- **Work to complete**
Pick out each line in the records below that contains the string "arrow", and copy those lines.

(Records from a data collection)
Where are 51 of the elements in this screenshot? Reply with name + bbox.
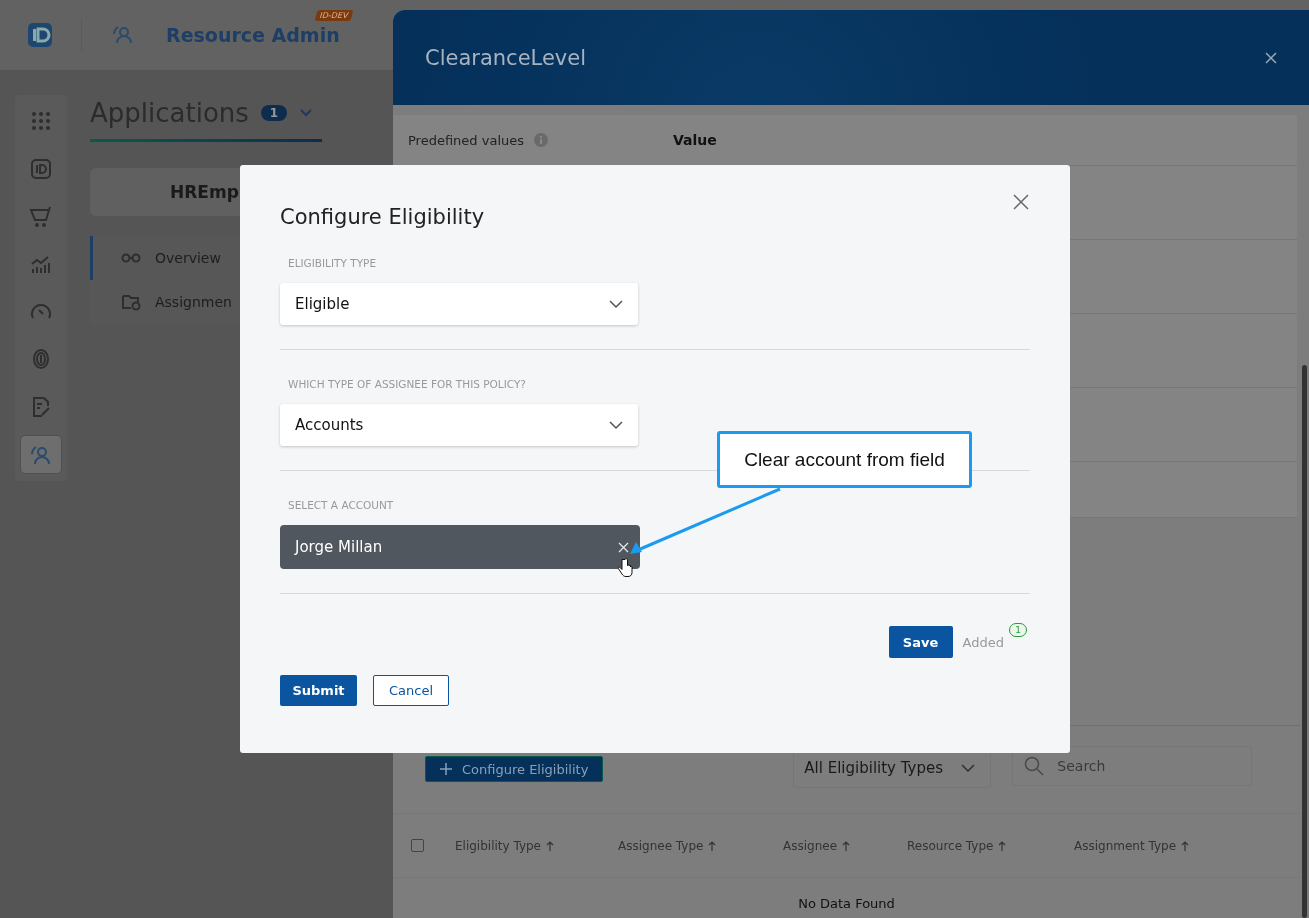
hand-cursor-icon	[617, 558, 633, 578]
column-header[interactable]: Assignee	[783, 838, 838, 853]
rail-resource-icon[interactable]	[21, 436, 61, 473]
sort-arrow-icon[interactable]	[842, 840, 851, 851]
field-label: SELECT A ACCOUNT	[288, 499, 394, 511]
column-header[interactable]: Resource Type	[907, 838, 994, 853]
sort-arrow-icon[interactable]	[998, 840, 1007, 851]
logo-icon	[27, 22, 53, 48]
dropdown-field[interactable]: Accounts	[280, 404, 638, 446]
configure-eligibility-button[interactable]: Configure Eligibility	[425, 756, 604, 782]
selected-account-field[interactable]: Jorge Millan	[280, 525, 640, 569]
drawer-title: ClearanceLevel	[425, 45, 586, 70]
save-button[interactable]: Save	[888, 626, 953, 658]
chevron-down-icon	[609, 420, 623, 430]
column-header: Value	[673, 132, 717, 148]
callout-box: Clear account from field	[717, 431, 972, 488]
field-label: WHICH TYPE OF ASSIGNEE FOR THIS POLICY?	[288, 378, 526, 390]
column-header[interactable]: Assignee Type	[618, 838, 704, 853]
column-header[interactable]: Assignment Type	[1074, 838, 1177, 853]
nav-label: Overview	[155, 250, 221, 266]
chevron-down-icon	[961, 763, 976, 773]
added-label: Added	[962, 634, 1004, 650]
sort-arrow-icon[interactable]	[546, 840, 554, 851]
close-icon[interactable]	[1265, 51, 1277, 64]
empty-message: No Data Found	[798, 896, 895, 911]
count-badge: 1	[1009, 623, 1027, 637]
folder-icon	[121, 293, 141, 311]
plus-icon	[440, 763, 452, 775]
sort-arrow-icon[interactable]	[708, 840, 717, 851]
dropdown-field[interactable]: Eligible	[280, 283, 638, 325]
search-icon	[1024, 756, 1045, 776]
clear-icon[interactable]	[618, 541, 629, 553]
app-title: Resource Admin	[166, 24, 340, 46]
glasses-icon	[121, 252, 141, 264]
modal-title: Configure Eligibility	[280, 205, 486, 229]
chevron-down-icon	[609, 299, 623, 309]
info-icon	[534, 133, 548, 147]
close-icon[interactable]	[1013, 194, 1029, 210]
environment-badge: ID-DEV	[314, 10, 354, 21]
field-label: ELIGIBILITY TYPE	[288, 257, 377, 269]
sort-arrow-icon[interactable]	[1181, 840, 1190, 851]
card-title: HREmp	[170, 182, 239, 202]
chevron-down-icon[interactable]	[299, 108, 314, 118]
nav-label: Assignmen	[155, 294, 232, 310]
count-badge: 1	[260, 105, 288, 121]
cancel-button[interactable]: Cancel	[373, 675, 449, 706]
search-field[interactable]: Search	[1012, 746, 1253, 786]
field-label: Predefined values	[408, 132, 524, 148]
column-header[interactable]: Eligibility Type	[455, 838, 541, 853]
submit-button[interactable]: Submit	[280, 675, 357, 706]
select-all-checkbox[interactable]	[411, 839, 424, 852]
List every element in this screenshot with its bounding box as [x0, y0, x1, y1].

- **Full solution**
sort-arrow-icon[interactable]	[842, 840, 851, 851]
sort-arrow-icon[interactable]	[998, 840, 1007, 851]
sort-arrow-icon[interactable]	[546, 840, 554, 851]
sort-arrow-icon[interactable]	[708, 840, 717, 851]
sort-arrow-icon[interactable]	[1181, 840, 1190, 851]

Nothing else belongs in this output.